Extracts from a graphics dataset
************

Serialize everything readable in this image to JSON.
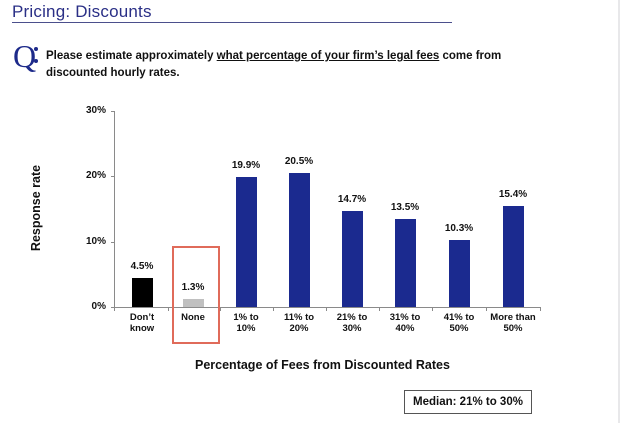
{
  "page": {
    "title": "Pricing: Discounts",
    "question_mark": "Q",
    "question_pre": "Please estimate approximately ",
    "question_underlined": "what percentage of your firm’s legal fees",
    "question_post": " come from discounted hourly rates.",
    "median_box": "Median: 21% to 30%",
    "highlight_category": "None"
  },
  "colors": {
    "title": "#2a2f86",
    "primary_bar": "#1b2a8f",
    "dont_know_bar": "#000000",
    "none_bar": "#c0c0c0",
    "highlight_box": "#e06b5a"
  },
  "chart_data": {
    "type": "bar",
    "title": "",
    "xlabel": "Percentage of Fees from Discounted Rates",
    "ylabel": "Response rate",
    "ylim": [
      0,
      30
    ],
    "yticks": [
      "0%",
      "10%",
      "20%",
      "30%"
    ],
    "grid": false,
    "categories": [
      "Don't know",
      "None",
      "1% to 10%",
      "11% to 20%",
      "21% to 30%",
      "31% to 40%",
      "41% to 50%",
      "More than 50%"
    ],
    "category_lines": [
      [
        "Don’t",
        "know"
      ],
      [
        "None",
        ""
      ],
      [
        "1% to",
        "10%"
      ],
      [
        "11% to",
        "20%"
      ],
      [
        "21% to",
        "30%"
      ],
      [
        "31% to",
        "40%"
      ],
      [
        "41% to",
        "50%"
      ],
      [
        "More than",
        "50%"
      ]
    ],
    "values": [
      4.5,
      1.3,
      19.9,
      20.5,
      14.7,
      13.5,
      10.3,
      15.4
    ],
    "value_labels": [
      "4.5%",
      "1.3%",
      "19.9%",
      "20.5%",
      "14.7%",
      "13.5%",
      "10.3%",
      "15.4%"
    ],
    "annotations": [
      "Median: 21% to 30%",
      "Highlight box around 'None'"
    ]
  }
}
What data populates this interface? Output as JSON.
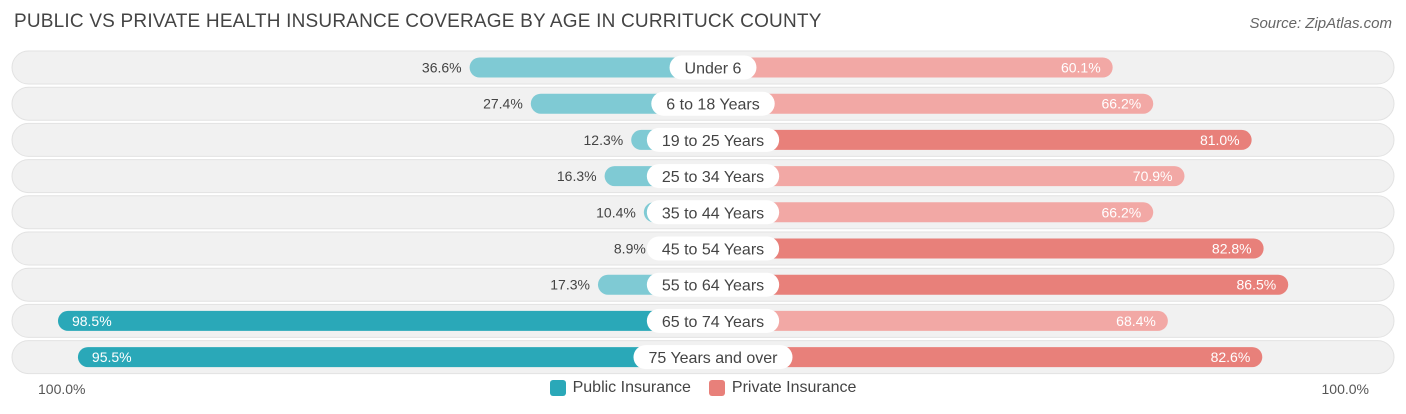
{
  "header": {
    "title": "PUBLIC VS PRIVATE HEALTH INSURANCE COVERAGE BY AGE IN CURRITUCK COUNTY",
    "source": "Source: ZipAtlas.com"
  },
  "colors": {
    "public_light": "#7fcad4",
    "public_dark": "#2aa8b8",
    "private_light": "#f2a8a5",
    "private_dark": "#e8807a",
    "row_bg": "#f1f1f1",
    "row_border": "#e2e2e2"
  },
  "axis": {
    "left_label": "100.0%",
    "right_label": "100.0%"
  },
  "legend": {
    "public": "Public Insurance",
    "private": "Private Insurance"
  },
  "chart_data": {
    "type": "bar",
    "orientation": "diverging-horizontal",
    "categories": [
      "Under 6",
      "6 to 18 Years",
      "19 to 25 Years",
      "25 to 34 Years",
      "35 to 44 Years",
      "45 to 54 Years",
      "55 to 64 Years",
      "65 to 74 Years",
      "75 Years and over"
    ],
    "series": [
      {
        "name": "Public Insurance",
        "values": [
          36.6,
          27.4,
          12.3,
          16.3,
          10.4,
          8.9,
          17.3,
          98.5,
          95.5
        ],
        "labels": [
          "36.6%",
          "27.4%",
          "12.3%",
          "16.3%",
          "10.4%",
          "8.9%",
          "17.3%",
          "98.5%",
          "95.5%"
        ]
      },
      {
        "name": "Private Insurance",
        "values": [
          60.1,
          66.2,
          81.0,
          70.9,
          66.2,
          82.8,
          86.5,
          68.4,
          82.6
        ],
        "labels": [
          "60.1%",
          "66.2%",
          "81.0%",
          "70.9%",
          "66.2%",
          "82.8%",
          "86.5%",
          "68.4%",
          "82.6%"
        ]
      }
    ],
    "xlim": [
      -100,
      100
    ],
    "legend_position": "bottom-center"
  }
}
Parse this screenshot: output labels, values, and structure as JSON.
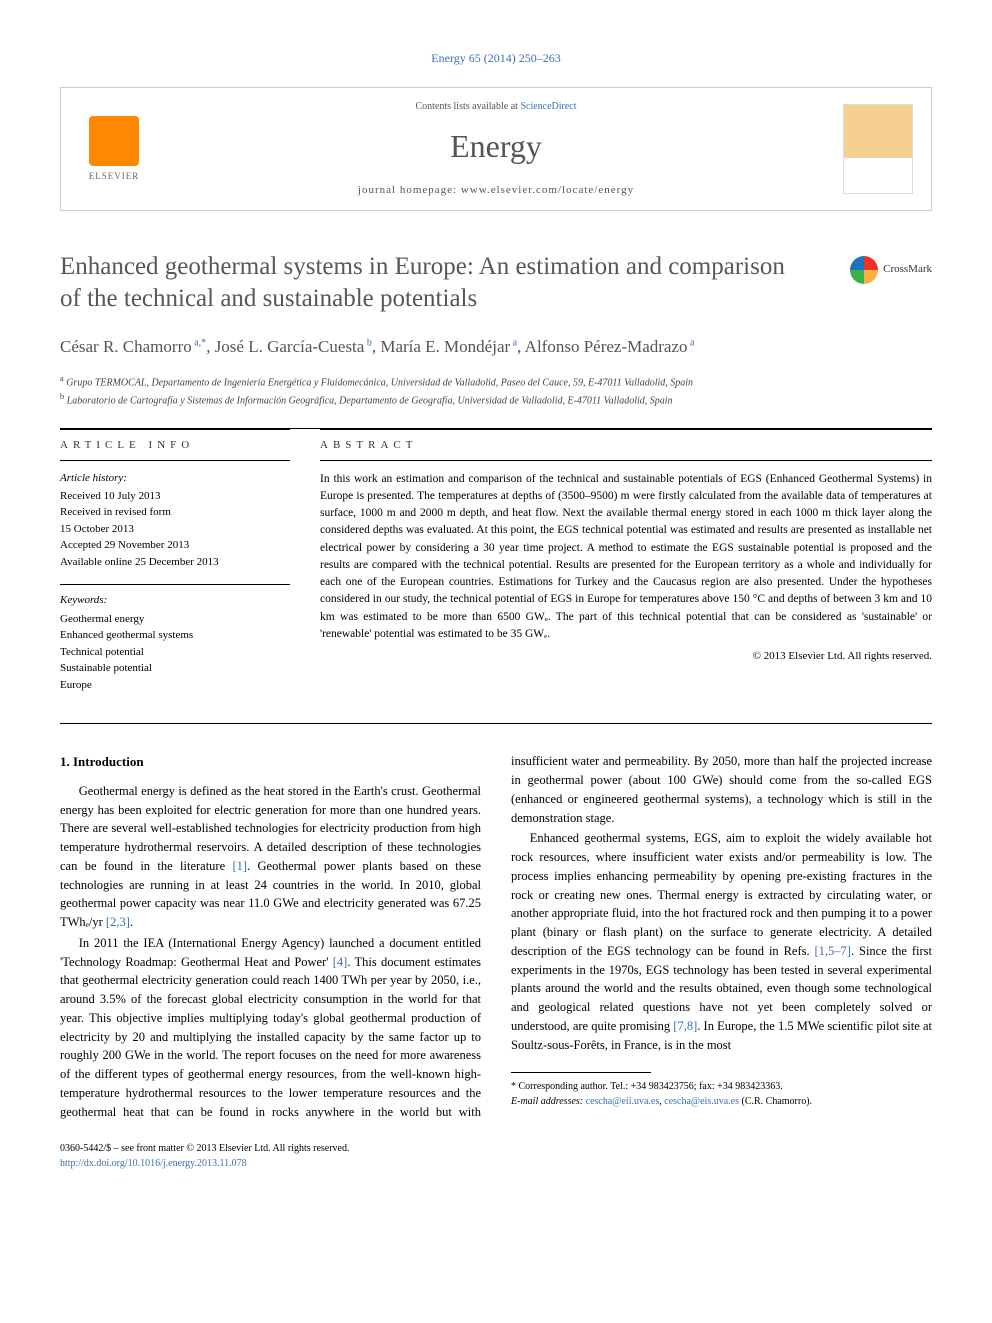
{
  "citation": "Energy 65 (2014) 250–263",
  "header": {
    "contents_prefix": "Contents lists available at ",
    "contents_link": "ScienceDirect",
    "journal": "Energy",
    "homepage_prefix": "journal homepage: ",
    "homepage_url": "www.elsevier.com/locate/energy",
    "publisher": "ELSEVIER"
  },
  "crossmark_label": "CrossMark",
  "title": "Enhanced geothermal systems in Europe: An estimation and comparison of the technical and sustainable potentials",
  "authors_html": "César R. Chamorro",
  "authors": [
    {
      "name": "César R. Chamorro",
      "affil": "a,*"
    },
    {
      "name": "José L. García-Cuesta",
      "affil": "b"
    },
    {
      "name": "María E. Mondéjar",
      "affil": "a"
    },
    {
      "name": "Alfonso Pérez-Madrazo",
      "affil": "a"
    }
  ],
  "affiliations": [
    {
      "sup": "a",
      "text": "Grupo TERMOCAL, Departamento de Ingeniería Energética y Fluidomecánica, Universidad de Valladolid, Paseo del Cauce, 59, E-47011 Valladolid, Spain"
    },
    {
      "sup": "b",
      "text": "Laboratorio de Cartografía y Sistemas de Información Geográfica, Departamento de Geografía, Universidad de Valladolid, E-47011 Valladolid, Spain"
    }
  ],
  "article_info_label": "ARTICLE INFO",
  "abstract_label": "ABSTRACT",
  "history_label": "Article history:",
  "history": [
    "Received 10 July 2013",
    "Received in revised form",
    "15 October 2013",
    "Accepted 29 November 2013",
    "Available online 25 December 2013"
  ],
  "keywords_label": "Keywords:",
  "keywords": [
    "Geothermal energy",
    "Enhanced geothermal systems",
    "Technical potential",
    "Sustainable potential",
    "Europe"
  ],
  "abstract": "In this work an estimation and comparison of the technical and sustainable potentials of EGS (Enhanced Geothermal Systems) in Europe is presented. The temperatures at depths of (3500–9500) m were firstly calculated from the available data of temperatures at surface, 1000 m and 2000 m depth, and heat flow. Next the available thermal energy stored in each 1000 m thick layer along the considered depths was evaluated. At this point, the EGS technical potential was estimated and results are presented as installable net electrical power by considering a 30 year time project. A method to estimate the EGS sustainable potential is proposed and the results are compared with the technical potential. Results are presented for the European territory as a whole and individually for each one of the European countries. Estimations for Turkey and the Caucasus region are also presented. Under the hypotheses considered in our study, the technical potential of EGS in Europe for temperatures above 150 °C and depths of between 3 km and 10 km was estimated to be more than 6500 GWₑ. The part of this technical potential that can be considered as 'sustainable' or 'renewable' potential was estimated to be 35 GWₑ.",
  "copyright": "© 2013 Elsevier Ltd. All rights reserved.",
  "section_heading": "1. Introduction",
  "body": {
    "p1a": "Geothermal energy is defined as the heat stored in the Earth's crust. Geothermal energy has been exploited for electric generation for more than one hundred years. There are several well-established technologies for electricity production from high temperature hydrothermal reservoirs. A detailed description of these technologies can be found in the literature ",
    "p1_ref1": "[1]",
    "p1b": ". Geothermal power plants based on these technologies are running in at least 24 countries in the world. In 2010, global geothermal power capacity was near 11.0 GWe and electricity generated was 67.25 TWhₑ/yr ",
    "p1_ref2": "[2,3]",
    "p1c": ".",
    "p2a": "In 2011 the IEA (International Energy Agency) launched a document entitled 'Technology Roadmap: Geothermal Heat and Power' ",
    "p2_ref1": "[4]",
    "p2b": ". This document estimates that geothermal electricity generation could reach 1400 TWh per year by 2050, i.e., around 3.5% of the forecast global electricity consumption in the world for that year. This objective implies multiplying today's global geothermal production of electricity by 20 and multiplying the installed capacity by the same factor up to roughly 200 GWe in the world. The report focuses on the need for more awareness of the different types of geothermal energy resources, from the well-known high-temperature hydrothermal resources to the lower temperature resources and the geothermal heat that can be found in rocks anywhere in the world but with insufficient water and permeability. By 2050, more than half the projected increase in geothermal power (about 100 GWe) should come from the so-called EGS (enhanced or engineered geothermal systems), a technology which is still in the demonstration stage.",
    "p3a": "Enhanced geothermal systems, EGS, aim to exploit the widely available hot rock resources, where insufficient water exists and/or permeability is low. The process implies enhancing permeability by opening pre-existing fractures in the rock or creating new ones. Thermal energy is extracted by circulating water, or another appropriate fluid, into the hot fractured rock and then pumping it to a power plant (binary or flash plant) on the surface to generate electricity. A detailed description of the EGS technology can be found in Refs. ",
    "p3_ref1": "[1,5–7]",
    "p3b": ". Since the first experiments in the 1970s, EGS technology has been tested in several experimental plants around the world and the results obtained, even though some technological and geological related questions have not yet been completely solved or understood, are quite promising ",
    "p3_ref2": "[7,8]",
    "p3c": ". In Europe, the 1.5 MWe scientific pilot site at Soultz-sous-Forêts, in France, is in the most"
  },
  "corresponding": {
    "label": "* Corresponding author. Tel.: +34 983423756; fax: +34 983423363.",
    "email_label": "E-mail addresses: ",
    "email1": "cescha@eii.uva.es",
    "email2": "cescha@eis.uva.es",
    "email_suffix": " (C.R. Chamorro)."
  },
  "bottom": {
    "issn": "0360-5442/$ – see front matter © 2013 Elsevier Ltd. All rights reserved.",
    "doi": "http://dx.doi.org/10.1016/j.energy.2013.11.078"
  }
}
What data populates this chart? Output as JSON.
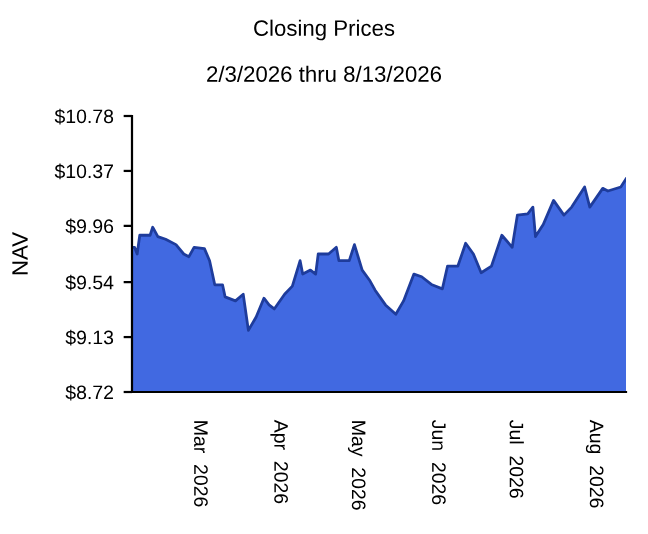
{
  "chart_data": {
    "type": "area",
    "title": "Closing Prices",
    "subtitle": "2/3/2026 thru 8/13/2026",
    "ylabel": "NAV",
    "x": [
      "2026-02-03",
      "2026-02-04",
      "2026-02-05",
      "2026-02-06",
      "2026-02-10",
      "2026-02-11",
      "2026-02-13",
      "2026-02-16",
      "2026-02-20",
      "2026-02-23",
      "2026-02-25",
      "2026-02-27",
      "2026-03-03",
      "2026-03-05",
      "2026-03-07",
      "2026-03-10",
      "2026-03-11",
      "2026-03-15",
      "2026-03-18",
      "2026-03-20",
      "2026-03-23",
      "2026-03-26",
      "2026-03-28",
      "2026-03-30",
      "2026-04-03",
      "2026-04-06",
      "2026-04-09",
      "2026-04-10",
      "2026-04-13",
      "2026-04-15",
      "2026-04-16",
      "2026-04-20",
      "2026-04-23",
      "2026-04-24",
      "2026-04-28",
      "2026-04-30",
      "2026-05-03",
      "2026-05-06",
      "2026-05-08",
      "2026-05-12",
      "2026-05-16",
      "2026-05-19",
      "2026-05-23",
      "2026-05-26",
      "2026-05-30",
      "2026-06-03",
      "2026-06-05",
      "2026-06-09",
      "2026-06-12",
      "2026-06-15",
      "2026-06-18",
      "2026-06-22",
      "2026-06-26",
      "2026-06-30",
      "2026-07-02",
      "2026-07-06",
      "2026-07-08",
      "2026-07-09",
      "2026-07-12",
      "2026-07-16",
      "2026-07-20",
      "2026-07-23",
      "2026-07-28",
      "2026-07-30",
      "2026-08-04",
      "2026-08-06",
      "2026-08-11",
      "2026-08-13"
    ],
    "series": [
      {
        "color": "#4169e1",
        "values": [
          9.8,
          9.8,
          9.75,
          9.89,
          9.89,
          9.95,
          9.88,
          9.86,
          9.82,
          9.75,
          9.73,
          9.8,
          9.79,
          9.7,
          9.52,
          9.52,
          9.43,
          9.4,
          9.45,
          9.18,
          9.28,
          9.42,
          9.37,
          9.34,
          9.45,
          9.51,
          9.7,
          9.6,
          9.63,
          9.6,
          9.75,
          9.75,
          9.8,
          9.7,
          9.7,
          9.82,
          9.63,
          9.55,
          9.48,
          9.37,
          9.3,
          9.4,
          9.6,
          9.58,
          9.52,
          9.49,
          9.66,
          9.66,
          9.83,
          9.75,
          9.61,
          9.66,
          9.89,
          9.8,
          10.04,
          10.05,
          10.1,
          9.88,
          9.97,
          10.15,
          10.04,
          10.1,
          10.25,
          10.1,
          10.24,
          10.22,
          10.25,
          10.31
        ]
      }
    ],
    "xlim": [
      "2026-02-03",
      "2026-08-13"
    ],
    "xticks": [
      {
        "value": "2026-03-01",
        "label": "Mar  2026"
      },
      {
        "value": "2026-04-01",
        "label": "Apr  2026"
      },
      {
        "value": "2026-05-01",
        "label": "May  2026"
      },
      {
        "value": "2026-06-01",
        "label": "Jun  2026"
      },
      {
        "value": "2026-07-01",
        "label": "Jul  2026"
      },
      {
        "value": "2026-08-01",
        "label": "Aug  2026"
      }
    ],
    "ylim": [
      8.72,
      10.78
    ],
    "yticks": [
      {
        "value": 8.72,
        "label": "$8.72"
      },
      {
        "value": 9.13,
        "label": "$9.13"
      },
      {
        "value": 9.54,
        "label": "$9.54"
      },
      {
        "value": 9.96,
        "label": "$9.96"
      },
      {
        "value": 10.37,
        "label": "$10.37"
      },
      {
        "value": 10.78,
        "label": "$10.78"
      }
    ],
    "grid": false,
    "legend": false
  }
}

************

#### [REQUIRED TASK]
Filter the listing for the word "bottom" and copy every line that holds it.

#### [ANSWER FOR THIS EXERCISE]
    "legend_position": "bottom-center"
  "bottom": {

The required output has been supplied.